STATED EXERCISE:
Below is a listing to transcribe in full and exactly; keep the pictures out.
━━━━━━━━━━
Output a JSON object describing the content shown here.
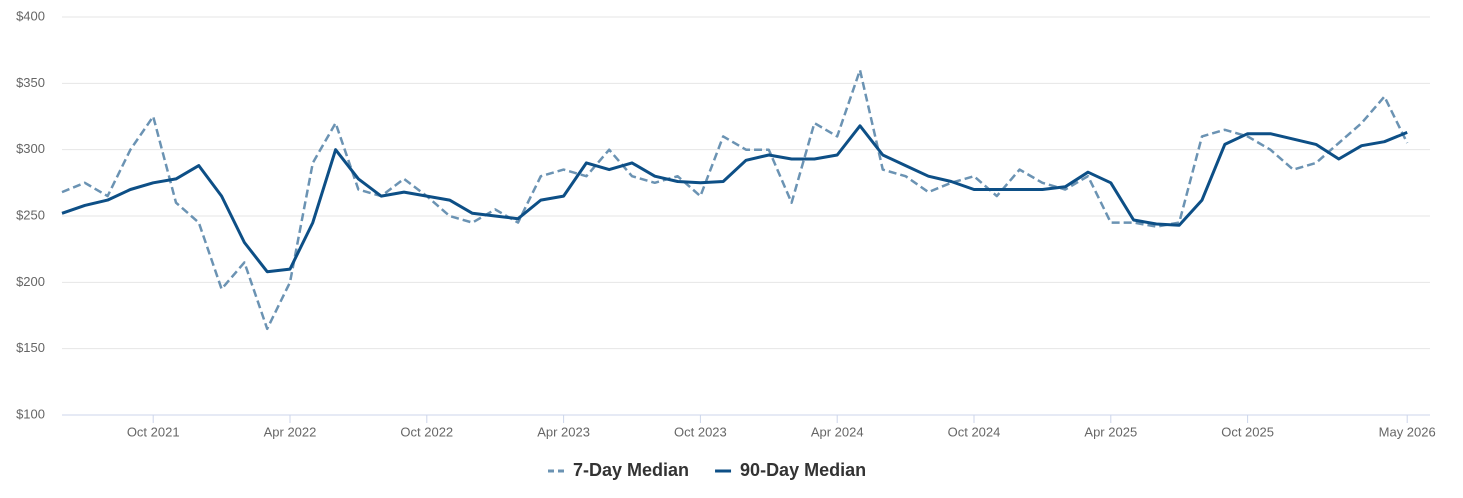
{
  "chart_data": {
    "type": "line",
    "x": [
      "2021-06",
      "2021-07",
      "2021-08",
      "2021-09",
      "2021-10",
      "2021-11",
      "2021-12",
      "2022-01",
      "2022-02",
      "2022-03",
      "2022-04",
      "2022-05",
      "2022-06",
      "2022-07",
      "2022-08",
      "2022-09",
      "2022-10",
      "2022-11",
      "2022-12",
      "2023-01",
      "2023-02",
      "2023-03",
      "2023-04",
      "2023-05",
      "2023-06",
      "2023-07",
      "2023-08",
      "2023-09",
      "2023-10",
      "2023-11",
      "2023-12",
      "2024-01",
      "2024-02",
      "2024-03",
      "2024-04",
      "2024-05",
      "2024-06",
      "2024-07",
      "2024-08",
      "2024-09",
      "2024-10",
      "2024-11",
      "2024-12",
      "2025-01",
      "2025-02",
      "2025-03",
      "2025-04",
      "2025-05",
      "2025-06",
      "2025-07",
      "2025-08",
      "2025-09",
      "2025-10",
      "2025-11",
      "2025-12",
      "2026-01",
      "2026-02",
      "2026-03",
      "2026-04",
      "2026-05"
    ],
    "series": [
      {
        "name": "7-Day Median",
        "color": "#6b93b3",
        "dash": true,
        "values": [
          268,
          275,
          265,
          300,
          325,
          260,
          245,
          195,
          215,
          165,
          200,
          290,
          320,
          270,
          265,
          278,
          265,
          250,
          245,
          255,
          245,
          280,
          285,
          280,
          300,
          280,
          275,
          280,
          265,
          310,
          300,
          300,
          260,
          320,
          310,
          360,
          285,
          280,
          268,
          275,
          280,
          265,
          285,
          275,
          270,
          280,
          245,
          245,
          242,
          245,
          310,
          315,
          310,
          300,
          285,
          290,
          305,
          320,
          340,
          305
        ]
      },
      {
        "name": "90-Day Median",
        "color": "#0d4f86",
        "dash": false,
        "values": [
          252,
          258,
          262,
          270,
          275,
          278,
          288,
          265,
          230,
          208,
          210,
          245,
          300,
          278,
          265,
          268,
          265,
          262,
          252,
          250,
          248,
          262,
          265,
          290,
          285,
          290,
          280,
          276,
          275,
          276,
          292,
          296,
          293,
          293,
          296,
          318,
          296,
          288,
          280,
          276,
          270,
          270,
          270,
          270,
          272,
          283,
          275,
          247,
          244,
          243,
          262,
          304,
          312,
          312,
          308,
          304,
          293,
          303,
          306,
          313
        ]
      }
    ],
    "xlim": [
      "2021-06",
      "2026-06"
    ],
    "xticks": [
      {
        "value": "2021-10",
        "label": "Oct 2021"
      },
      {
        "value": "2022-04",
        "label": "Apr 2022"
      },
      {
        "value": "2022-10",
        "label": "Oct 2022"
      },
      {
        "value": "2023-04",
        "label": "Apr 2023"
      },
      {
        "value": "2023-10",
        "label": "Oct 2023"
      },
      {
        "value": "2024-04",
        "label": "Apr 2024"
      },
      {
        "value": "2024-10",
        "label": "Oct 2024"
      },
      {
        "value": "2025-04",
        "label": "Apr 2025"
      },
      {
        "value": "2025-10",
        "label": "Oct 2025"
      },
      {
        "value": "2026-05",
        "label": "May 2026"
      }
    ],
    "ylim": [
      100,
      400
    ],
    "yticks": [
      {
        "value": 100,
        "label": "$100"
      },
      {
        "value": 150,
        "label": "$150"
      },
      {
        "value": 200,
        "label": "$200"
      },
      {
        "value": 250,
        "label": "$250"
      },
      {
        "value": 300,
        "label": "$300"
      },
      {
        "value": 350,
        "label": "$350"
      },
      {
        "value": 400,
        "label": "$400"
      }
    ],
    "grid": true,
    "legend": "bottom"
  }
}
━━━━━━━━━━
PROBLEM SOLUTION:
Output a JSON object describing the content shown here.
{
  "chart_data": {
    "type": "line",
    "x": [
      "2021-06",
      "2021-07",
      "2021-08",
      "2021-09",
      "2021-10",
      "2021-11",
      "2021-12",
      "2022-01",
      "2022-02",
      "2022-03",
      "2022-04",
      "2022-05",
      "2022-06",
      "2022-07",
      "2022-08",
      "2022-09",
      "2022-10",
      "2022-11",
      "2022-12",
      "2023-01",
      "2023-02",
      "2023-03",
      "2023-04",
      "2023-05",
      "2023-06",
      "2023-07",
      "2023-08",
      "2023-09",
      "2023-10",
      "2023-11",
      "2023-12",
      "2024-01",
      "2024-02",
      "2024-03",
      "2024-04",
      "2024-05",
      "2024-06",
      "2024-07",
      "2024-08",
      "2024-09",
      "2024-10",
      "2024-11",
      "2024-12",
      "2025-01",
      "2025-02",
      "2025-03",
      "2025-04",
      "2025-05",
      "2025-06",
      "2025-07",
      "2025-08",
      "2025-09",
      "2025-10",
      "2025-11",
      "2025-12",
      "2026-01",
      "2026-02",
      "2026-03",
      "2026-04",
      "2026-05"
    ],
    "series": [
      {
        "name": "7-Day Median",
        "color": "#6b93b3",
        "dash": true,
        "values": [
          268,
          275,
          265,
          300,
          325,
          260,
          245,
          195,
          215,
          165,
          200,
          290,
          320,
          270,
          265,
          278,
          265,
          250,
          245,
          255,
          245,
          280,
          285,
          280,
          300,
          280,
          275,
          280,
          265,
          310,
          300,
          300,
          260,
          320,
          310,
          360,
          285,
          280,
          268,
          275,
          280,
          265,
          285,
          275,
          270,
          280,
          245,
          245,
          242,
          245,
          310,
          315,
          310,
          300,
          285,
          290,
          305,
          320,
          340,
          305
        ]
      },
      {
        "name": "90-Day Median",
        "color": "#0d4f86",
        "dash": false,
        "values": [
          252,
          258,
          262,
          270,
          275,
          278,
          288,
          265,
          230,
          208,
          210,
          245,
          300,
          278,
          265,
          268,
          265,
          262,
          252,
          250,
          248,
          262,
          265,
          290,
          285,
          290,
          280,
          276,
          275,
          276,
          292,
          296,
          293,
          293,
          296,
          318,
          296,
          288,
          280,
          276,
          270,
          270,
          270,
          270,
          272,
          283,
          275,
          247,
          244,
          243,
          262,
          304,
          312,
          312,
          308,
          304,
          293,
          303,
          306,
          313
        ]
      }
    ],
    "xlim": [
      "2021-06",
      "2026-06"
    ],
    "xticks": [
      {
        "value": "2021-10",
        "label": "Oct 2021"
      },
      {
        "value": "2022-04",
        "label": "Apr 2022"
      },
      {
        "value": "2022-10",
        "label": "Oct 2022"
      },
      {
        "value": "2023-04",
        "label": "Apr 2023"
      },
      {
        "value": "2023-10",
        "label": "Oct 2023"
      },
      {
        "value": "2024-04",
        "label": "Apr 2024"
      },
      {
        "value": "2024-10",
        "label": "Oct 2024"
      },
      {
        "value": "2025-04",
        "label": "Apr 2025"
      },
      {
        "value": "2025-10",
        "label": "Oct 2025"
      },
      {
        "value": "2026-05",
        "label": "May 2026"
      }
    ],
    "ylim": [
      100,
      400
    ],
    "yticks": [
      {
        "value": 100,
        "label": "$100"
      },
      {
        "value": 150,
        "label": "$150"
      },
      {
        "value": 200,
        "label": "$200"
      },
      {
        "value": 250,
        "label": "$250"
      },
      {
        "value": 300,
        "label": "$300"
      },
      {
        "value": 350,
        "label": "$350"
      },
      {
        "value": 400,
        "label": "$400"
      }
    ],
    "grid": true,
    "legend": "bottom"
  }
}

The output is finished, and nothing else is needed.